(Items from a figure collection)
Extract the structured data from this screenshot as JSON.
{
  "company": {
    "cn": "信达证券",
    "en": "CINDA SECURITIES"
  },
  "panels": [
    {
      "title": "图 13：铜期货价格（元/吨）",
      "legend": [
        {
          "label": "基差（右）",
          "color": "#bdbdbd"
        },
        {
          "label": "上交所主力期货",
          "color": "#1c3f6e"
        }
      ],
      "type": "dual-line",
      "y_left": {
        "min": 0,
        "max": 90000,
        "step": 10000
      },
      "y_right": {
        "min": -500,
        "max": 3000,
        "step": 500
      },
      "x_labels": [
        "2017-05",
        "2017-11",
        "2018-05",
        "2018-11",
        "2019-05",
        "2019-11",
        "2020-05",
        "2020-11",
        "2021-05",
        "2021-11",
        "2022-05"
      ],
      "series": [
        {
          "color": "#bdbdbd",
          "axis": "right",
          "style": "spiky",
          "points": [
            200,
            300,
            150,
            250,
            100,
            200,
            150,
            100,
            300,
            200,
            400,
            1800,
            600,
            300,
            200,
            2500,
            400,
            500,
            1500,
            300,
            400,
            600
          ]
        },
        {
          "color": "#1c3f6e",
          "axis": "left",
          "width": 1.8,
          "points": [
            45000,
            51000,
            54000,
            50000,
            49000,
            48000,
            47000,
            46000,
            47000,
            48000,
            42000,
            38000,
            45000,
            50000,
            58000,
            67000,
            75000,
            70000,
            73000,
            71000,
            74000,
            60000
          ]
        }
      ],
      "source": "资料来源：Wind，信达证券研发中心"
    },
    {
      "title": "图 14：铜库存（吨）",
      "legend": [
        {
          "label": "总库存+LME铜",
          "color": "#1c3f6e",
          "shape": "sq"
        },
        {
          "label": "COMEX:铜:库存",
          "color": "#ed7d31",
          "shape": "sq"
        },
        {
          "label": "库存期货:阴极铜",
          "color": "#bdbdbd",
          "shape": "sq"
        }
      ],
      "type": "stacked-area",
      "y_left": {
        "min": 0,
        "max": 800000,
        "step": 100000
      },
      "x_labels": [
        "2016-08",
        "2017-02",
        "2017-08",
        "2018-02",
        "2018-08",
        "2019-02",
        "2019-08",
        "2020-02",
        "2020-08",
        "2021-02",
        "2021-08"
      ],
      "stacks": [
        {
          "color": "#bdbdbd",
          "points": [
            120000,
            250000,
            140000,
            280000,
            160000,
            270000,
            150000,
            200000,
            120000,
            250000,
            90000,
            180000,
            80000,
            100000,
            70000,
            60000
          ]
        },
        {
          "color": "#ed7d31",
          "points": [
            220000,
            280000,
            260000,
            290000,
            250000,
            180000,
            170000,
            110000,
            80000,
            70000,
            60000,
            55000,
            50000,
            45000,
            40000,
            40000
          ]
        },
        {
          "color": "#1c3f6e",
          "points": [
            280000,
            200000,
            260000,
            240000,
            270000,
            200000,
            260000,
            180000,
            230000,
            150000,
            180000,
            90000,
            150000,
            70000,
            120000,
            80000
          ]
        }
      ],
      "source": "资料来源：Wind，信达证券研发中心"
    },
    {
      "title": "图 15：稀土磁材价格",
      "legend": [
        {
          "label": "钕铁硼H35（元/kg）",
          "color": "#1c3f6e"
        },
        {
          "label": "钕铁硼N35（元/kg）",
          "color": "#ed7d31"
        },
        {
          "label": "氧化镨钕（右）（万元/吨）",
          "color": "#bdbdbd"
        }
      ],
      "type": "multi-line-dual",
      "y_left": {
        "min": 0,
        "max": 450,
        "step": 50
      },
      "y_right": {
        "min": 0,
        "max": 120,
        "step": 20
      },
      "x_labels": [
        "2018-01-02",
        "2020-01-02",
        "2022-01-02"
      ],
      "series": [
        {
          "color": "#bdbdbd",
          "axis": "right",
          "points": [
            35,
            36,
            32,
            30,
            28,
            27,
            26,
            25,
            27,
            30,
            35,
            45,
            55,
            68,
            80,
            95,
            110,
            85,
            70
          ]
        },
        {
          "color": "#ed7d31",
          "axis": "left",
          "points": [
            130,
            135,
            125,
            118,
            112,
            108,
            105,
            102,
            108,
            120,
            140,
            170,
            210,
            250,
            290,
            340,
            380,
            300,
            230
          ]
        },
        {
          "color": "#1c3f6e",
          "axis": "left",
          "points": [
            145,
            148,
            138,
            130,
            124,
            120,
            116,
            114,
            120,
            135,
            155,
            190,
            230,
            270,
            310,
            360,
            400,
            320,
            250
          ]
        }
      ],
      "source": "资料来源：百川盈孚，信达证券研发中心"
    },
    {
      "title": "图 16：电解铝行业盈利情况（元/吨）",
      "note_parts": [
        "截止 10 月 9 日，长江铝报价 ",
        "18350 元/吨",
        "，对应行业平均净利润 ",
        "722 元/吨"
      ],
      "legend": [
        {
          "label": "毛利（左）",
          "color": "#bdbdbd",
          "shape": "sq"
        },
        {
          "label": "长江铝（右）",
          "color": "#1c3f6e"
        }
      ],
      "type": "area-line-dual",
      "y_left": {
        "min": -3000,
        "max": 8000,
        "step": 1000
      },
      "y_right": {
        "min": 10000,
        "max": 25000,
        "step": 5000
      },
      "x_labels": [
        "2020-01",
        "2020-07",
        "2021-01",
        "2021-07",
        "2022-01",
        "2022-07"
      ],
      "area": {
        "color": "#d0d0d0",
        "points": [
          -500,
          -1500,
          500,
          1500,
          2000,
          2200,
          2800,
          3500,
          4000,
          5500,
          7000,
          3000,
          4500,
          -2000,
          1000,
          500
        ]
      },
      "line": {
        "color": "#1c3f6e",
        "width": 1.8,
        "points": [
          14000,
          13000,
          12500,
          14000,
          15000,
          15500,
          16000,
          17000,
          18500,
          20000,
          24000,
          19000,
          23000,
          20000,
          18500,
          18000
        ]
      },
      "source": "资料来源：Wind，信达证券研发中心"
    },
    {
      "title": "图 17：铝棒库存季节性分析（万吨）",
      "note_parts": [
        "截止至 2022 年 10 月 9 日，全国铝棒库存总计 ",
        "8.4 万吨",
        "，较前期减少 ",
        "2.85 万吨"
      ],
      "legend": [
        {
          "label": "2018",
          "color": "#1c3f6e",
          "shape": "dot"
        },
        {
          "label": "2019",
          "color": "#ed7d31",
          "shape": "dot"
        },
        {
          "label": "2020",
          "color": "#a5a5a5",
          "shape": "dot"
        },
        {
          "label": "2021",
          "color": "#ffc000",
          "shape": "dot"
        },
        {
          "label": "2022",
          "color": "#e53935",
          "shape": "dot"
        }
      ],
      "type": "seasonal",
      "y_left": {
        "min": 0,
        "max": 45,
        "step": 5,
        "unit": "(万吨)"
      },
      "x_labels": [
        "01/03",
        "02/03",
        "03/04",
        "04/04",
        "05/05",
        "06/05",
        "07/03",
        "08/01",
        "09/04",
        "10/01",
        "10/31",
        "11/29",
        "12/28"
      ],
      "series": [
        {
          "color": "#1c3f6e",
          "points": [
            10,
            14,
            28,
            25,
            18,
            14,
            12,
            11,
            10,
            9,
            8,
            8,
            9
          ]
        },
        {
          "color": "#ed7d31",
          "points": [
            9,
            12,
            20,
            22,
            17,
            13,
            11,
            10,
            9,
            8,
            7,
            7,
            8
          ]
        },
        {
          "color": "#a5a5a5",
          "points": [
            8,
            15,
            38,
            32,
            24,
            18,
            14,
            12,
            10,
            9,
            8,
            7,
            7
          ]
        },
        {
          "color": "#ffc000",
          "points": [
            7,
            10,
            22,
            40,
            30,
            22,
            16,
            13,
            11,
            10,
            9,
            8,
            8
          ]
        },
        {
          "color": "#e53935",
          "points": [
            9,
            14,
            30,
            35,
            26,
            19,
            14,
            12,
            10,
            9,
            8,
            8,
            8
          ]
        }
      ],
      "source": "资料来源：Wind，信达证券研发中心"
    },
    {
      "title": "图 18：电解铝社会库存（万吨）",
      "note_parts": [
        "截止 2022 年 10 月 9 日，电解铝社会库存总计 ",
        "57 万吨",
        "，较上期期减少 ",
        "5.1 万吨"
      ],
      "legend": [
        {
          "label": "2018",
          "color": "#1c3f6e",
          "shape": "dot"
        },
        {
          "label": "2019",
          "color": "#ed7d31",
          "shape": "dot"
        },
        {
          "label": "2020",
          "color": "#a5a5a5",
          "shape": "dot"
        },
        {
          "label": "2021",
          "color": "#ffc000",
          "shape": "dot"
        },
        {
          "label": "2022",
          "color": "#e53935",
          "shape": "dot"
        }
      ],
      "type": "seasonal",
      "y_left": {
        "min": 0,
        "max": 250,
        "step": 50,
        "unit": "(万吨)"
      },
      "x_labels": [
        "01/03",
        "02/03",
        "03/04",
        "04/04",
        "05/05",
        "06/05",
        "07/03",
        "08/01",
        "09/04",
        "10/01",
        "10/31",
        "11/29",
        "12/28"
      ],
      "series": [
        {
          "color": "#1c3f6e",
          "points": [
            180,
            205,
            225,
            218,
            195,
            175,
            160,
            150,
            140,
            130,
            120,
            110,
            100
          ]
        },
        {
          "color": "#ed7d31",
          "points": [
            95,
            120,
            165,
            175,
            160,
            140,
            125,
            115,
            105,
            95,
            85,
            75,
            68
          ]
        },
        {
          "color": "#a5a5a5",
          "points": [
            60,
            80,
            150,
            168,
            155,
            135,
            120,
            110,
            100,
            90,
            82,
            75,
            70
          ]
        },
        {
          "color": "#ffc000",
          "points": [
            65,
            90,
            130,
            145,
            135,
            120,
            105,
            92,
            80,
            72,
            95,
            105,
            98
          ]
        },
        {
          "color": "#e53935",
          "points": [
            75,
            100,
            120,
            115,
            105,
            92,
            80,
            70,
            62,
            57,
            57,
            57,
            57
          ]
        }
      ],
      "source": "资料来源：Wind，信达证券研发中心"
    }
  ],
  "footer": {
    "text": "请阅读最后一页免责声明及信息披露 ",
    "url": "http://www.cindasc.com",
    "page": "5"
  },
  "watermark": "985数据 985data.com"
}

# INSTRUCTIONS FOR THE TASK
What is the number of lines in this listing that contain the word "dual"? Answer with that number and nothing else.

# WRITTEN SOLUTION
3